*Problem statement*
Copy out the listing that follows, exact in every word, and skip the images.

*Dataset records*
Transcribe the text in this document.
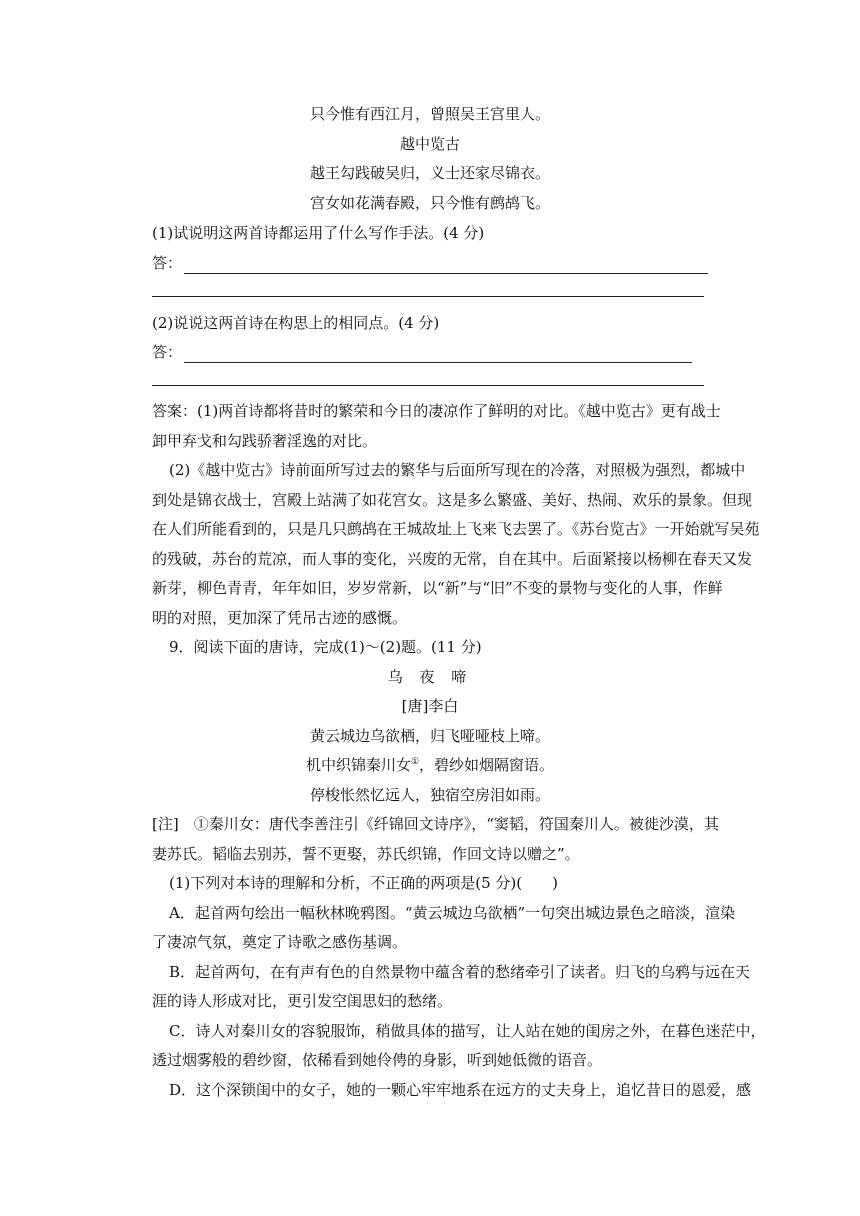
只今惟有西江月，曾照吴王宫里人。
越中览古
越王勾践破吴归，义士还家尽锦衣。
宫女如花满春殿，只今惟有鹧鸪飞。
(1)试说明这两首诗都运用了什么写作手法。(4 分)
答：
(2)说说这两首诗在构思上的相同点。(4 分)
答：
答案：(1)两首诗都将昔时的繁荣和今日的凄凉作了鲜明的对比。《越中览古》更有战士
卸甲弃戈和勾践骄奢淫逸的对比。
(2)《越中览古》诗前面所写过去的繁华与后面所写现在的冷落，对照极为强烈，都城中
到处是锦衣战士，宫殿上站满了如花宫女。这是多么繁盛、美好、热闹、欢乐的景象。但现
在人们所能看到的，只是几只鹧鸪在王城故址上飞来飞去罢了。《苏台览古》一开始就写吴苑
的残破，苏台的荒凉，而人事的变化，兴废的无常，自在其中。后面紧接以杨柳在春天又发
新芽，柳色青青，年年如旧，岁岁常新，以“新”与“旧”不变的景物与变化的人事，作鲜
明的对照，更加深了凭吊古迹的感慨。
9．阅读下面的唐诗，完成(1)～(2)题。(11 分)
乌 夜 啼
[唐]李白
黄云城边乌欲栖，归飞哑哑枝上啼。
机中织锦秦川女①，碧纱如烟隔窗语。
停梭怅然忆远人，独宿空房泪如雨。
[注]　①秦川女：唐代李善注引《纤锦回文诗序》，“窦韬，符国秦川人。被徙沙漠，其
妻苏氏。韬临去别苏，誓不更娶，苏氏织锦，作回文诗以赠之”。
(1)下列对本诗的理解和分析，不正确的两项是(5 分)(　　)
A．起首两句绘出一幅秋林晚鸦图。“黄云城边乌欲栖”一句突出城边景色之暗淡，渲染
了凄凉气氛，奠定了诗歌之感伤基调。
B．起首两句，在有声有色的自然景物中蕴含着的愁绪牵引了读者。归飞的乌鸦与远在天
涯的诗人形成对比，更引发空闺思妇的愁绪。
C．诗人对秦川女的容貌服饰，稍做具体的描写，让人站在她的闺房之外，在暮色迷茫中，
透过烟雾般的碧纱窗，依稀看到她伶俜的身影，听到她低微的语音。
D．这个深锁闺中的女子，她的一颗心牢牢地系在远方的丈夫身上，追忆昔日的恩爱，感
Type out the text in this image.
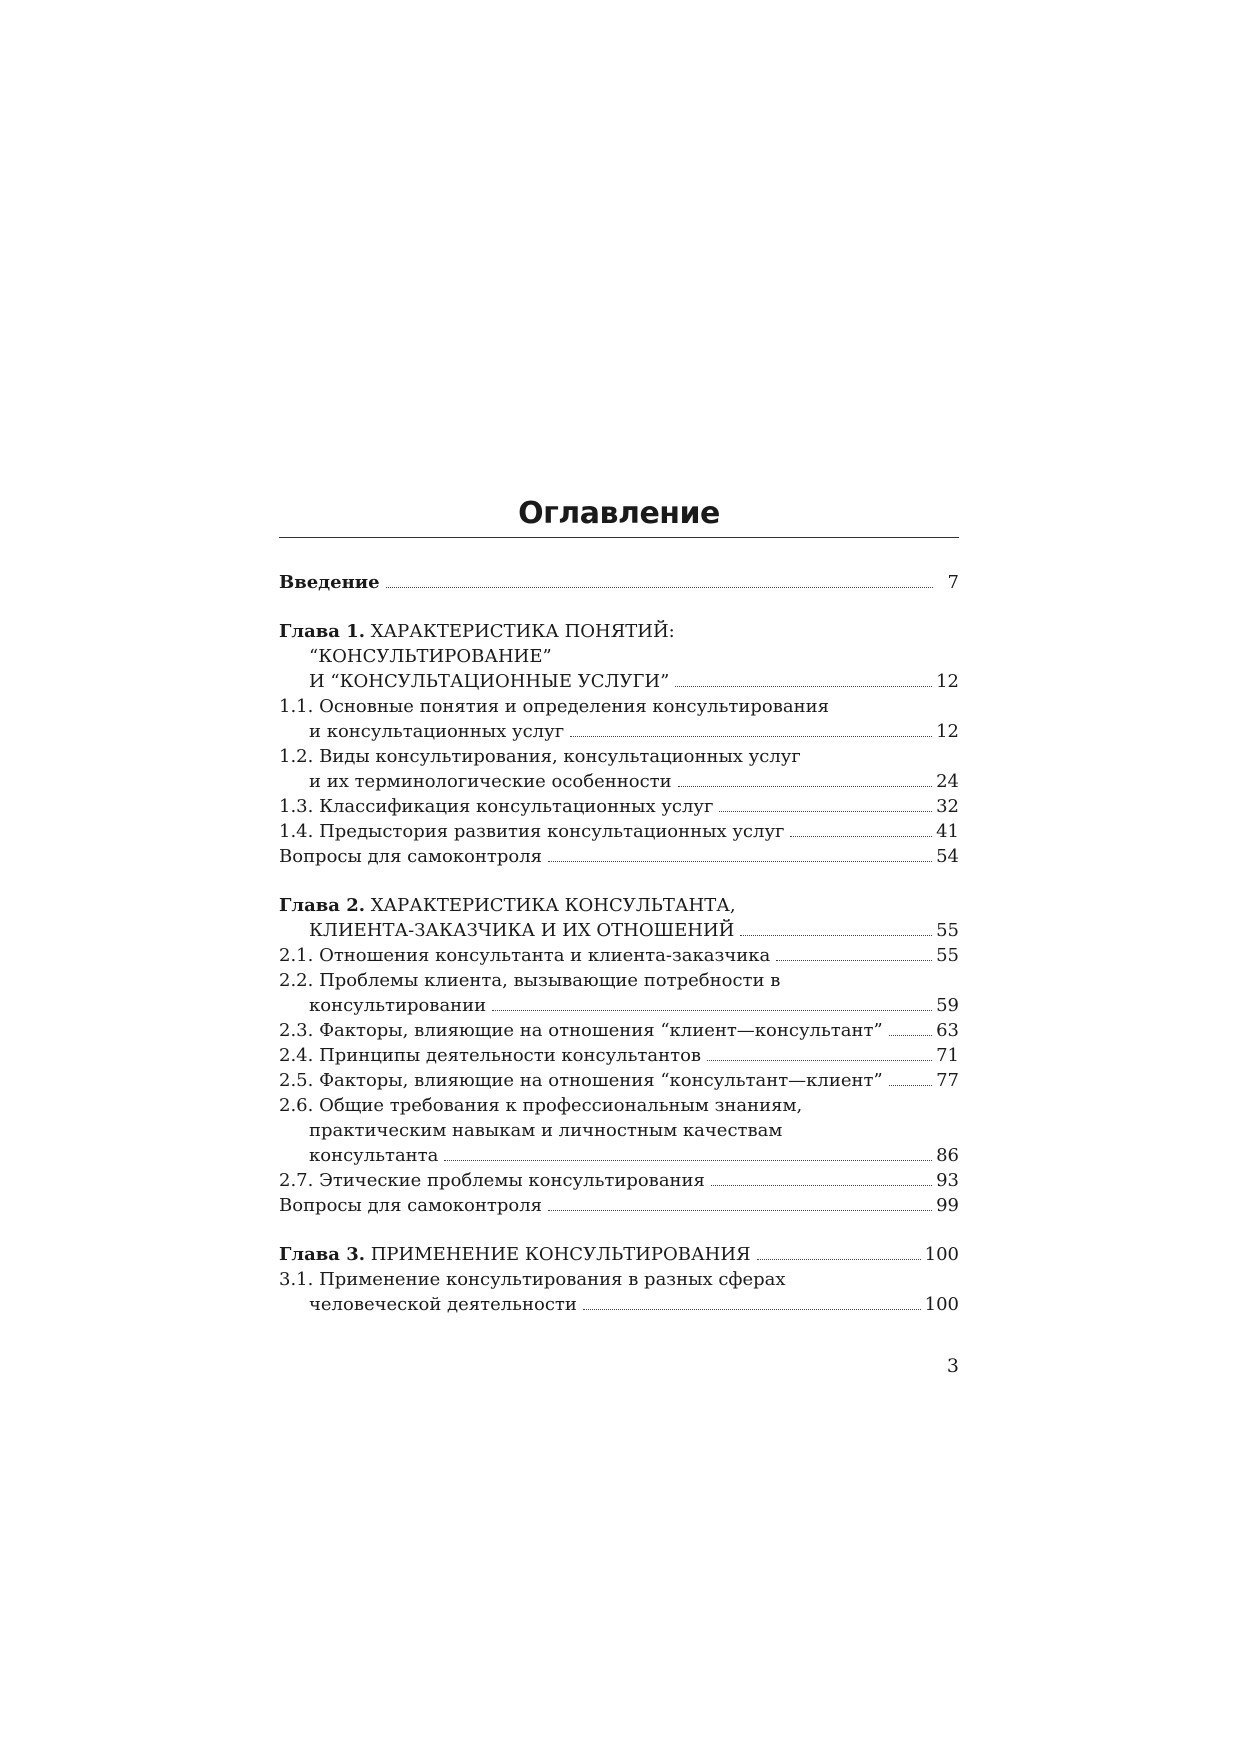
Оглавление
Введение	7
Глава 1. ХАРАКТЕРИСТИКА ПОНЯТИЙ:
“КОНСУЛЬТИРОВАНИЕ”
И “КОНСУЛЬТАЦИОННЫЕ УСЛУГИ”	12
1.1. Основные понятия и определения консультирования
и консультационных услуг	12
1.2. Виды консультирования, консультационных услуг
и их терминологические особенности	24
1.3. Классификация консультационных услуг	32
1.4. Предыстория развития консультационных услуг	41
Вопросы для самоконтроля	54
Глава 2. ХАРАКТЕРИСТИКА КОНСУЛЬТАНТА,
КЛИЕНТА-ЗАКАЗЧИКА И ИХ ОТНОШЕНИЙ	55
2.1. Отношения консультанта и клиента-заказчика	55
2.2. Проблемы клиента, вызывающие потребности в
консультировании	59
2.3. Факторы, влияющие на отношения “клиент—консультант”	63
2.4. Принципы деятельности консультантов	71
2.5. Факторы, влияющие на отношения “консультант—клиент”	77
2.6. Общие требования к профессиональным знаниям,
практическим навыкам и личностным качествам
консультанта	86
2.7. Этические проблемы консультирования	93
Вопросы для самоконтроля	99
Глава 3. ПРИМЕНЕНИЕ КОНСУЛЬТИРОВАНИЯ	100
3.1. Применение консультирования в разных сферах
человеческой деятельности	100
3
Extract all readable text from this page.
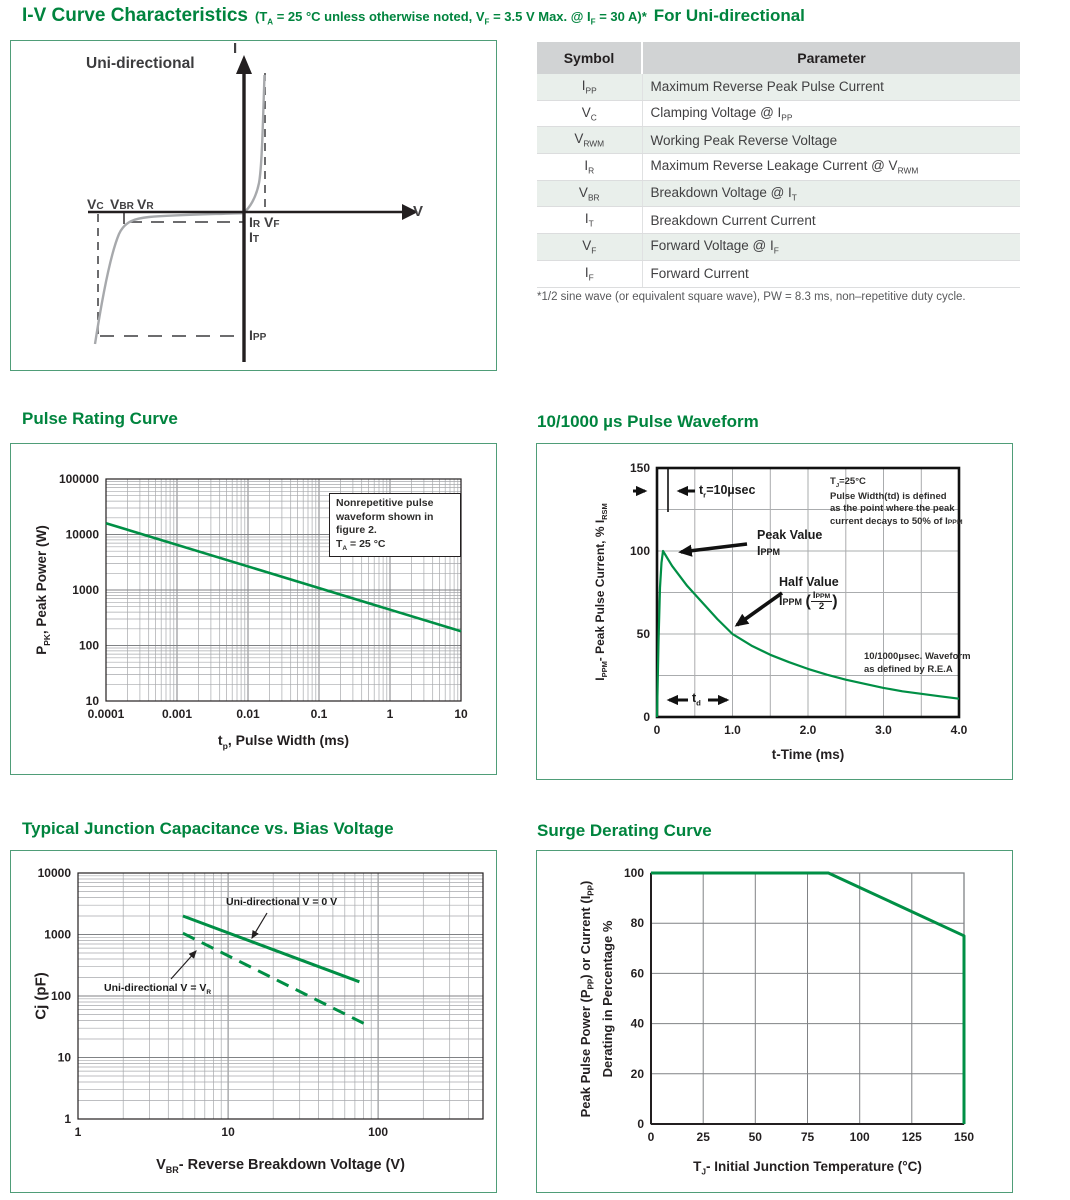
I-V Curve Characteristics ($T_A = 25$ °C unless otherwise noted, $V_F = 3.5$ V Max. @ $I_F = 30$ A)* For Uni-directional
Uni-directional
I
V
VC VBR VR
IR VF
IT
IPP
Symbol	Parameter
$I_{PP}$	Maximum Reverse Peak Pulse Current
$V_C$	Clamping Voltage @ $I_{PP}$
$V_{RWM}$	Working Peak Reverse Voltage
$I_R$	Maximum Reverse Leakage Current @ $V_{RWM}$
$V_{BR}$	Breakdown Voltage @ $I_T$
$I_T$	Breakdown Current Current
$V_F$	Forward Voltage @ $I_F$
$I_F$	Forward Current
*1/2 sine wave (or equivalent square wave), PW = 8.3 ms, non–repetitive duty cycle.
Pulse Rating Curve
0.0001	0.001	0.01	0.1	1	10
10
100
1000
10000
100000
Nonrepetitive pulse
waveform shown in
figure 2.
$T_A = 25$ °C
$P_{PK}$, Peak Power (W)
$t_p$, Pulse Width (ms)
10/1000 µs Pulse Waveform
0	1.0	2.0	3.0	4.0
0
50
100
150
$t_r=10\mu\sec$
$T_J=25^\circ C$
Pulse Width(td) is defined
as the point where the peak
current decays to 50% of IPPM
Peak Value
IPPM
Half Value
IPPM ( $\frac{\text{IPPM}}{2}$ )
10/1000µsec. Waveform
as defined by R.E.A
$t_d$
$I_{PPM}-$ Peak Pulse Current, % $I_{RSM}$
t-Time (ms)
Typical Junction Capacitance vs. Bias Voltage
1	10	100
1
10
100
1000
10000
Uni-directional V = 0 V
Uni-directional $V = V_R$
Cj (pF)
$V_{BR}-$ Reverse Breakdown Voltage (V)
Surge Derating Curve
0	25	50	75	100	125	150
0
20
40
60
80
100
Peak Pulse Power $(P_{PP})$ or Current $(I_{PP})$
Derating in Percentage %
$T_J-$ Initial Junction Temperature (°C)
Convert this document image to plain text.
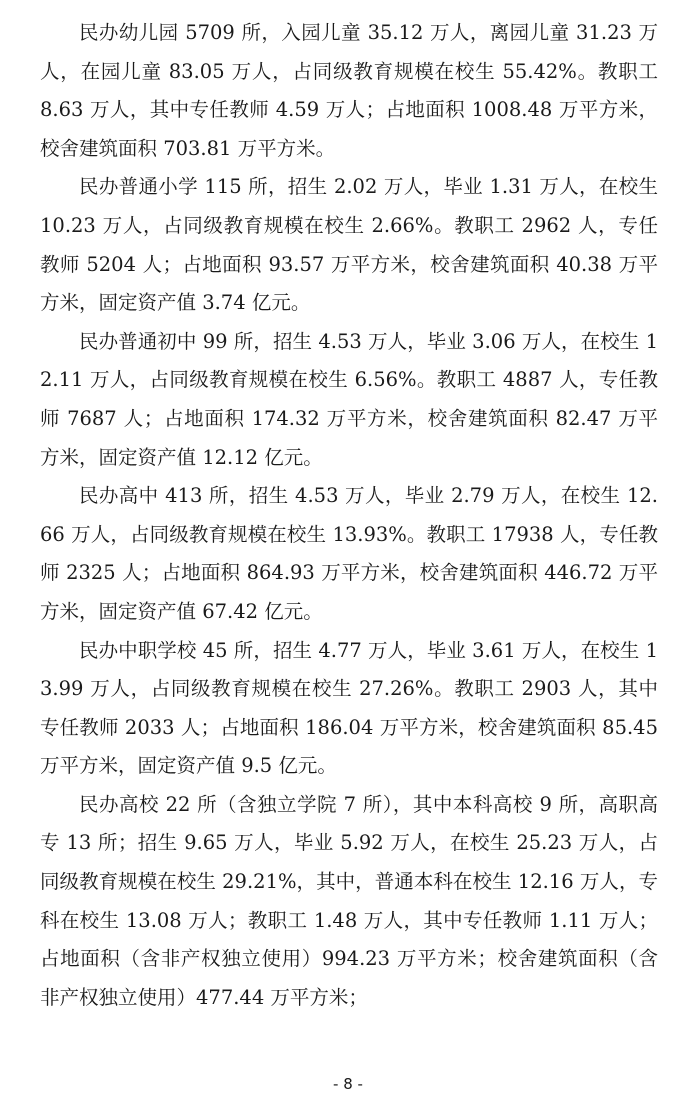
民办幼儿园 5709 所，入园儿童 35.12 万人，离园儿童 31.23 万人，在园儿童 83.05 万人，占同级教育规模在校生 55.42%。教职工 8.63 万人，其中专任教师 4.59 万人；占地面积 1008.48 万平方米，校舍建筑面积 703.81 万平方米。

民办普通小学 115 所，招生 2.02 万人，毕业 1.31 万人，在校生 10.23 万人，占同级教育规模在校生 2.66%。教职工 2962 人，专任教师 5204 人；占地面积 93.57 万平方米，校舍建筑面积 40.38 万平方米，固定资产值 3.74 亿元。

民办普通初中 99 所，招生 4.53 万人，毕业 3.06 万人，在校生 12.11 万人，占同级教育规模在校生 6.56%。教职工 4887 人，专任教师 7687 人；占地面积 174.32 万平方米，校舍建筑面积 82.47 万平方米，固定资产值 12.12 亿元。

民办高中 413 所，招生 4.53 万人，毕业 2.79 万人，在校生 12.66 万人，占同级教育规模在校生 13.93%。教职工 17938 人，专任教师 2325 人；占地面积 864.93 万平方米，校舍建筑面积 446.72 万平方米，固定资产值 67.42 亿元。

民办中职学校 45 所，招生 4.77 万人，毕业 3.61 万人，在校生 13.99 万人，占同级教育规模在校生 27.26%。教职工 2903 人，其中专任教师 2033 人；占地面积 186.04 万平方米，校舍建筑面积 85.45 万平方米，固定资产值 9.5 亿元。

民办高校 22 所（含独立学院 7 所），其中本科高校 9 所，高职高专 13 所；招生 9.65 万人，毕业 5.92 万人，在校生 25.23 万人，占同级教育规模在校生 29.21%，其中，普通本科在校生 12.16 万人，专科在校生 13.08 万人；教职工 1.48 万人，其中专任教师 1.11 万人；占地面积（含非产权独立使用）994.23 万平方米；校舍建筑面积（含非产权独立使用）477.44 万平方米；

- 8 -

*Output of the task*
Transcribe the text in this document.
只今惟有西江月，曾照吴王宫里人。
越中览古
越王勾践破吴归，义士还家尽锦衣。
宫女如花满春殿，只今惟有鹧鸪飞。
(1)试说明这两首诗都运用了什么写作手法。(4 分)
答：
(2)说说这两首诗在构思上的相同点。(4 分)
答：
答案：(1)两首诗都将昔时的繁荣和今日的凄凉作了鲜明的对比。《越中览古》更有战士
卸甲弃戈和勾践骄奢淫逸的对比。
(2)《越中览古》诗前面所写过去的繁华与后面所写现在的冷落，对照极为强烈，都城中
到处是锦衣战士，宫殿上站满了如花宫女。这是多么繁盛、美好、热闹、欢乐的景象。但现
在人们所能看到的，只是几只鹧鸪在王城故址上飞来飞去罢了。《苏台览古》一开始就写吴苑
的残破，苏台的荒凉，而人事的变化，兴废的无常，自在其中。后面紧接以杨柳在春天又发
新芽，柳色青青，年年如旧，岁岁常新，以“新”与“旧”不变的景物与变化的人事，作鲜
明的对照，更加深了凭吊古迹的感慨。
9．阅读下面的唐诗，完成(1)～(2)题。(11 分)
乌 夜 啼
[唐]李白
黄云城边乌欲栖，归飞哑哑枝上啼。
机中织锦秦川女①，碧纱如烟隔窗语。
停梭怅然忆远人，独宿空房泪如雨。
[注]　①秦川女：唐代李善注引《纤锦回文诗序》，“窦韬，符国秦川人。被徙沙漠，其
妻苏氏。韬临去别苏，誓不更娶，苏氏织锦，作回文诗以赠之”。
(1)下列对本诗的理解和分析，不正确的两项是(5 分)(　　)
A．起首两句绘出一幅秋林晚鸦图。“黄云城边乌欲栖”一句突出城边景色之暗淡，渲染
了凄凉气氛，奠定了诗歌之感伤基调。
B．起首两句，在有声有色的自然景物中蕴含着的愁绪牵引了读者。归飞的乌鸦与远在天
涯的诗人形成对比，更引发空闺思妇的愁绪。
C．诗人对秦川女的容貌服饰，稍做具体的描写，让人站在她的闺房之外，在暮色迷茫中，
透过烟雾般的碧纱窗，依稀看到她伶俜的身影，听到她低微的语音。
D．这个深锁闺中的女子，她的一颗心牢牢地系在远方的丈夫身上，追忆昔日的恩爱，感
Type out the text in this image.
Оглавление
Введение	7
Глава 1. ХАРАКТЕРИСТИКА ПОНЯТИЙ:
“КОНСУЛЬТИРОВАНИЕ”
И “КОНСУЛЬТАЦИОННЫЕ УСЛУГИ”	12
1.1. Основные понятия и определения консультирования
и консультационных услуг	12
1.2. Виды консультирования, консультационных услуг
и их терминологические особенности	24
1.3. Классификация консультационных услуг	32
1.4. Предыстория развития консультационных услуг	41
Вопросы для самоконтроля	54
Глава 2. ХАРАКТЕРИСТИКА КОНСУЛЬТАНТА,
КЛИЕНТА-ЗАКАЗЧИКА И ИХ ОТНОШЕНИЙ	55
2.1. Отношения консультанта и клиента-заказчика	55
2.2. Проблемы клиента, вызывающие потребности в
консультировании	59
2.3. Факторы, влияющие на отношения “клиент—консультант”	63
2.4. Принципы деятельности консультантов	71
2.5. Факторы, влияющие на отношения “консультант—клиент”	77
2.6. Общие требования к профессиональным знаниям,
практическим навыкам и личностным качествам
консультанта	86
2.7. Этические проблемы консультирования	93
Вопросы для самоконтроля	99
Глава 3. ПРИМЕНЕНИЕ КОНСУЛЬТИРОВАНИЯ	100
3.1. Применение консультирования в разных сферах
человеческой деятельности	100
3
Extract all readable text from this page.
I-V Curve Characteristics ($T_A = 25$ °C unless otherwise noted, $V_F = 3.5$ V Max. @ $I_F = 30$ A)* For Uni-directional
Uni-directional
I
V
VC VBR VR
IR VF
IT
IPP
Symbol	Parameter
$I_{PP}$	Maximum Reverse Peak Pulse Current
$V_C$	Clamping Voltage @ $I_{PP}$
$V_{RWM}$	Working Peak Reverse Voltage
$I_R$	Maximum Reverse Leakage Current @ $V_{RWM}$
$V_{BR}$	Breakdown Voltage @ $I_T$
$I_T$	Breakdown Current Current
$V_F$	Forward Voltage @ $I_F$
$I_F$	Forward Current
*1/2 sine wave (or equivalent square wave), PW = 8.3 ms, non–repetitive duty cycle.
Pulse Rating Curve
0.0001	0.001	0.01	0.1	1	10
10
100
1000
10000
100000
Nonrepetitive pulse
waveform shown in
figure 2.
$T_A = 25$ °C
$P_{PK}$, Peak Power (W)
$t_p$, Pulse Width (ms)
10/1000 µs Pulse Waveform
0	1.0	2.0	3.0	4.0
0
50
100
150
$t_r=10\mu\sec$
$T_J=25^\circ C$
Pulse Width(td) is defined
as the point where the peak
current decays to 50% of IPPM
Peak Value
IPPM
Half Value
IPPM ( $\frac{\text{IPPM}}{2}$ )
10/1000µsec. Waveform
as defined by R.E.A
$t_d$
$I_{PPM}-$ Peak Pulse Current, % $I_{RSM}$
t-Time (ms)
Typical Junction Capacitance vs. Bias Voltage
1	10	100
1
10
100
1000
10000
Uni-directional V = 0 V
Uni-directional $V = V_R$
Cj (pF)
$V_{BR}-$ Reverse Breakdown Voltage (V)
Surge Derating Curve
0	25	50	75	100	125	150
0
20
40
60
80
100
Peak Pulse Power $(P_{PP})$ or Current $(I_{PP})$
Derating in Percentage %
$T_J-$ Initial Junction Temperature (°C)
Convert this document image to plain text.
民办幼儿园 5709 所，入园儿童 35.12 万人，离园儿童 31.23 万人，在园儿童 83.05 万人，占同级教育规模在校生 55.42%。教职工 8.63 万人，其中专任教师 4.59 万人；占地面积 1008.48 万平方米，校舍建筑面积 703.81 万平方米。

民办普通小学 115 所，招生 2.02 万人，毕业 1.31 万人，在校生 10.23 万人，占同级教育规模在校生 2.66%。教职工 2962 人，专任教师 5204 人；占地面积 93.57 万平方米，校舍建筑面积 40.38 万平方米，固定资产值 3.74 亿元。

民办普通初中 99 所，招生 4.53 万人，毕业 3.06 万人，在校生 12.11 万人，占同级教育规模在校生 6.56%。教职工 4887 人，专任教师 7687 人；占地面积 174.32 万平方米，校舍建筑面积 82.47 万平方米，固定资产值 12.12 亿元。

民办高中 413 所，招生 4.53 万人，毕业 2.79 万人，在校生 12.66 万人，占同级教育规模在校生 13.93%。教职工 17938 人，专任教师 2325 人；占地面积 864.93 万平方米，校舍建筑面积 446.72 万平方米，固定资产值 67.42 亿元。

民办中职学校 45 所，招生 4.77 万人，毕业 3.61 万人，在校生 13.99 万人，占同级教育规模在校生 27.26%。教职工 2903 人，其中专任教师 2033 人；占地面积 186.04 万平方米，校舍建筑面积 85.45 万平方米，固定资产值 9.5 亿元。

民办高校 22 所（含独立学院 7 所），其中本科高校 9 所，高职高专 13 所；招生 9.65 万人，毕业 5.92 万人，在校生 25.23 万人，占同级教育规模在校生 29.21%，其中，普通本科在校生 12.16 万人，专科在校生 13.08 万人；教职工 1.48 万人，其中专任教师 1.11 万人；占地面积（含非产权独立使用）994.23 万平方米；校舍建筑面积（含非产权独立使用）477.44 万平方米；

- 8 -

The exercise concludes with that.